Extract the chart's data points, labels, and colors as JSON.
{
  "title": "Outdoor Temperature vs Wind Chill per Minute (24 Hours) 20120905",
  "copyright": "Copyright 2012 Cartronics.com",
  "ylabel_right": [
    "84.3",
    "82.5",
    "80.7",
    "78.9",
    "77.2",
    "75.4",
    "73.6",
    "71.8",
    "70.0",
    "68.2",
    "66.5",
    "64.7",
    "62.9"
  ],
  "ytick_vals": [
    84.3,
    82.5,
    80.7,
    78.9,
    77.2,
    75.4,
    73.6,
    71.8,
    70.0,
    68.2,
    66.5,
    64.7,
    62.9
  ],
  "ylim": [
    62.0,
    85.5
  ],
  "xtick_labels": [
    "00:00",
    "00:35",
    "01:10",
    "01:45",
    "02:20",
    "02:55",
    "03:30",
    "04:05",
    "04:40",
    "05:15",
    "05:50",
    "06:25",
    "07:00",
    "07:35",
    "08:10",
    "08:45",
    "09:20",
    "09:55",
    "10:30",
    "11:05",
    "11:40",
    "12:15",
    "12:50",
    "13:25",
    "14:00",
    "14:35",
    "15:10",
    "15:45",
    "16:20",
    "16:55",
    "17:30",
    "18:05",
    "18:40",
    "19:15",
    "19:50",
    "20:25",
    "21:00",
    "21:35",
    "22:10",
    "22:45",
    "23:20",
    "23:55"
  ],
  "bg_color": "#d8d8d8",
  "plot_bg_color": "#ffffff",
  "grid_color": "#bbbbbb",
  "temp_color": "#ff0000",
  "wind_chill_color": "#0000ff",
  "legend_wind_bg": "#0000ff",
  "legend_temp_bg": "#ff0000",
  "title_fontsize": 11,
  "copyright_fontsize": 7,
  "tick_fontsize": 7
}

---

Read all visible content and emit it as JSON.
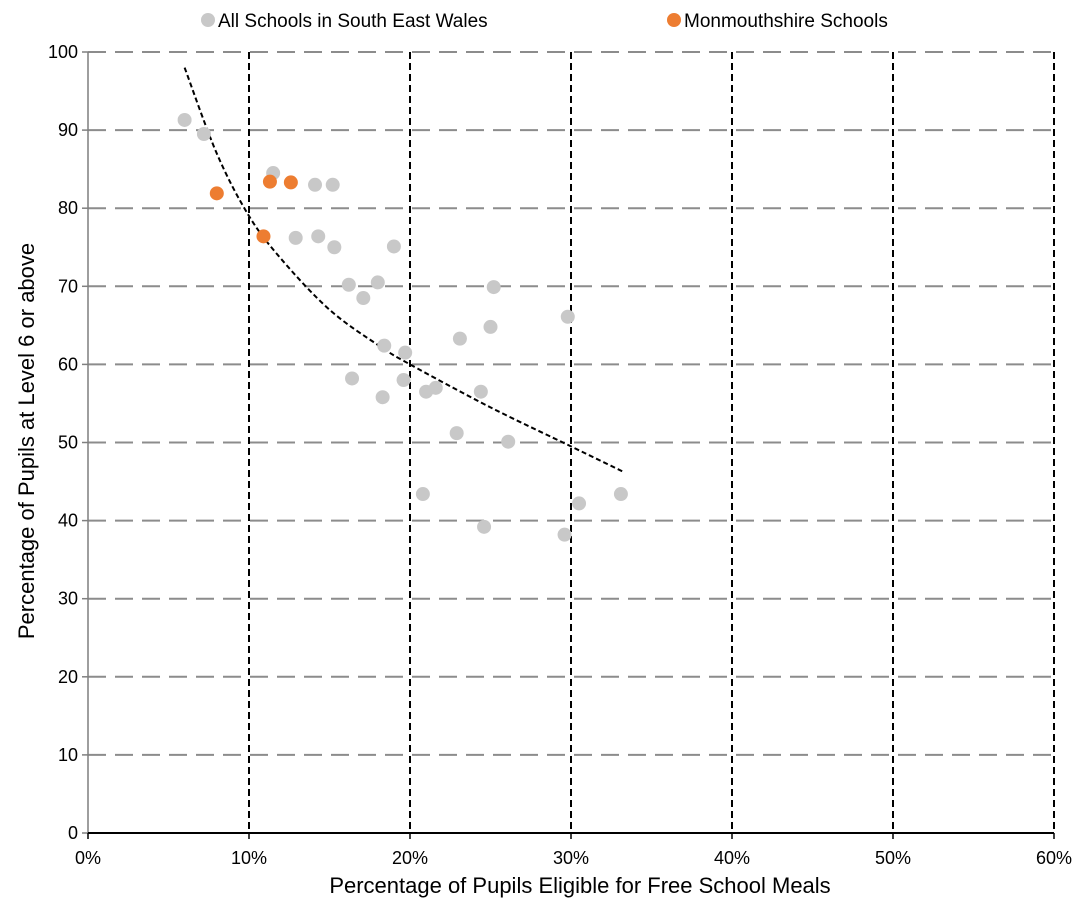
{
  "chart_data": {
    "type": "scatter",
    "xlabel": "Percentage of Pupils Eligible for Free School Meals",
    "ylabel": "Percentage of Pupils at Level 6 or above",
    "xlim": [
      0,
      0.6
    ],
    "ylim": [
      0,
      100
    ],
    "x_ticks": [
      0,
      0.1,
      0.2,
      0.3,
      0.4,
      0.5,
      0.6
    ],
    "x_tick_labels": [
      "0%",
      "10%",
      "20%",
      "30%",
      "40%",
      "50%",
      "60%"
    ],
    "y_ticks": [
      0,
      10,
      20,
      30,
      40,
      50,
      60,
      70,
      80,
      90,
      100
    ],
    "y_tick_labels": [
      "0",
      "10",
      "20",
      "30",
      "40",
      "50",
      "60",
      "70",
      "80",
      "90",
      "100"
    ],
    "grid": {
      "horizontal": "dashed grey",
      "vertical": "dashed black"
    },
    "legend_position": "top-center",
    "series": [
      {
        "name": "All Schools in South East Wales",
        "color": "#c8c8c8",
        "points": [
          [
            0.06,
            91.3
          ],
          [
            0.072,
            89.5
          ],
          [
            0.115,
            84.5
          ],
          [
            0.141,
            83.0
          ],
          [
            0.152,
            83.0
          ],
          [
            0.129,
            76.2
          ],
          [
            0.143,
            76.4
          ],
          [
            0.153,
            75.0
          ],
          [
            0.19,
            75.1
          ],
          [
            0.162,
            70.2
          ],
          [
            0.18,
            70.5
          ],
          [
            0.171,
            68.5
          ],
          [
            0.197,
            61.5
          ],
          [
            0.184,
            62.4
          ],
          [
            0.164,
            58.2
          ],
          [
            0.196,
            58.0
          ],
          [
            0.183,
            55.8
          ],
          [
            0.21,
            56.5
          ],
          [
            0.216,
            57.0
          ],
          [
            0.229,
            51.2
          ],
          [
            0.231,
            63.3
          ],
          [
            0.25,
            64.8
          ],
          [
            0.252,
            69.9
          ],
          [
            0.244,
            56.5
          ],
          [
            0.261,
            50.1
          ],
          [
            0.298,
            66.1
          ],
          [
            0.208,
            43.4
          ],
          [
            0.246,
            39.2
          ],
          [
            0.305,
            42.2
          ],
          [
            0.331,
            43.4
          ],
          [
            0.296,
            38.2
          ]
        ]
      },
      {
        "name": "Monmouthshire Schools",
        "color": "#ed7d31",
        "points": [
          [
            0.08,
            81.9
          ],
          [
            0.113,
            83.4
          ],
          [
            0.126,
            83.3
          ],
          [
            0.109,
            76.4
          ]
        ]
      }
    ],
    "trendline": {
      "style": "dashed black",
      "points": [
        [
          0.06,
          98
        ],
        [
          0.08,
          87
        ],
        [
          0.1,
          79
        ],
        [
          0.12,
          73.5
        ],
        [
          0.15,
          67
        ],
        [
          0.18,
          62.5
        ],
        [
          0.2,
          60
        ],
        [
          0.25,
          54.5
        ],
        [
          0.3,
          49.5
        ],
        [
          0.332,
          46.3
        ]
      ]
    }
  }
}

* _SET TASK_
Look through the entries above; copy each line where the string "points" appears.

* _EXPECTED OUTPUT_
Extract the chart's data points, labels, and colors as JSON.
        "points": [
        "points": [
      "points": [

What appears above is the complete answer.